## What is expected
Show all lines holding "ЕПГУ".

Stored records:
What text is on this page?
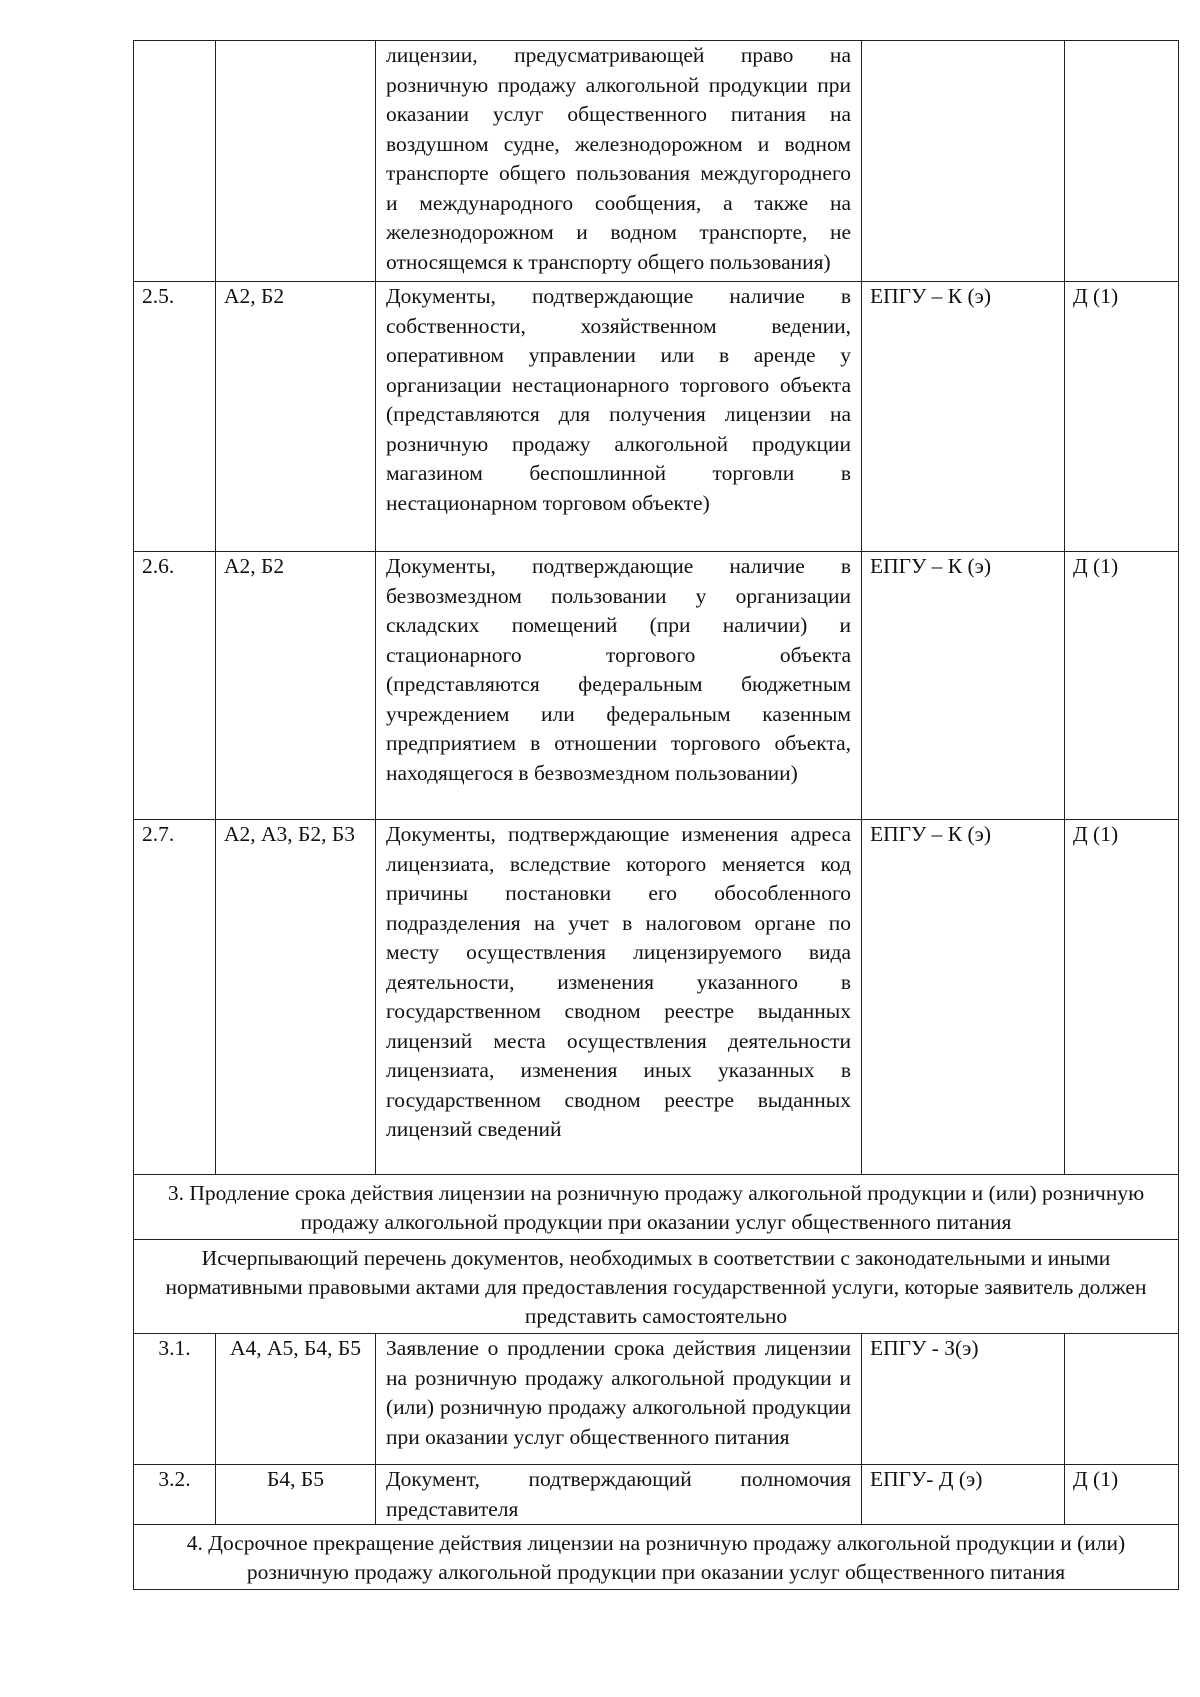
		лицензии, предусматривающей право на розничную продажу алкогольной продукции при оказании услуг общественного питания на воздушном судне, железнодорожном и водном транспорте общего пользования междугороднего и международного сообщения, а также на железнодорожном и водном транспорте, не относящемся к транспорту общего пользования)		
2.5.	А2, Б2	Документы, подтверждающие наличие в собственности, хозяйственном ведении, оперативном управлении или в аренде у организации нестационарного торгового объекта (представляются для получения лицензии на розничную продажу алкогольной продукции магазином беспошлинной торговли в нестационарном торговом объекте)	ЕПГУ – К (э)	Д (1)
2.6.	А2, Б2	Документы, подтверждающие наличие в безвозмездном пользовании у организации складских помещений (при наличии) и стационарного торгового объекта (представляются федеральным бюджетным учреждением или федеральным казенным предприятием в отношении торгового объекта, находящегося в безвозмездном пользовании)	ЕПГУ – К (э)	Д (1)
2.7.	А2, А3, Б2, Б3	Документы, подтверждающие изменения адреса лицензиата, вследствие которого меняется код причины постановки его обособленного подразделения на учет в налоговом органе по месту осуществления лицензируемого вида деятельности, изменения указанного в государственном сводном реестре выданных лицензий места осуществления деятельности лицензиата, изменения иных указанных в государственном сводном реестре выданных лицензий сведений	ЕПГУ – К (э)	Д (1)
3. Продление срока действия лицензии на розничную продажу алкогольной продукции и (или) розничную продажу алкогольной продукции при оказании услуг общественного питания				
Исчерпывающий перечень документов, необходимых в соответствии с законодательными и иными нормативными правовыми актами для предоставления государственной услуги, которые заявитель должен представить самостоятельно				
3.1.	А4, А5, Б4, Б5	Заявление о продлении срока действия лицензии на розничную продажу алкогольной продукции и (или) розничную продажу алкогольной продукции при оказании услуг общественного питания	ЕПГУ - З(э)	
3.2.	Б4, Б5	Документ, подтверждающий полномочия представителя	ЕПГУ- Д (э)	Д (1)
4. Досрочное прекращение действия лицензии на розничную продажу алкогольной продукции и (или) розничную продажу алкогольной продукции при оказании услуг общественного питания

## Output below
2.5.	А2, Б2	Документы, подтверждающие наличие в собственности, хозяйственном ведении, оперативном управлении или в аренде у организации нестационарного торгового объекта (представляются для получения лицензии на розничную продажу алкогольной продукции магазином беспошлинной торговли в нестационарном торговом объекте)	ЕПГУ – К (э)	Д (1)
2.6.	А2, Б2	Документы, подтверждающие наличие в безвозмездном пользовании у организации складских помещений (при наличии) и стационарного торгового объекта (представляются федеральным бюджетным учреждением или федеральным казенным предприятием в отношении торгового объекта, находящегося в безвозмездном пользовании)	ЕПГУ – К (э)	Д (1)
2.7.	А2, А3, Б2, Б3	Документы, подтверждающие изменения адреса лицензиата, вследствие которого меняется код причины постановки его обособленного подразделения на учет в налоговом органе по месту осуществления лицензируемого вида деятельности, изменения указанного в государственном сводном реестре выданных лицензий места осуществления деятельности лицензиата, изменения иных указанных в государственном сводном реестре выданных лицензий сведений	ЕПГУ – К (э)	Д (1)
3.1.	А4, А5, Б4, Б5	Заявление о продлении срока действия лицензии на розничную продажу алкогольной продукции и (или) розничную продажу алкогольной продукции при оказании услуг общественного питания	ЕПГУ - З(э)	
3.2.	Б4, Б5	Документ, подтверждающий полномочия представителя	ЕПГУ- Д (э)	Д (1)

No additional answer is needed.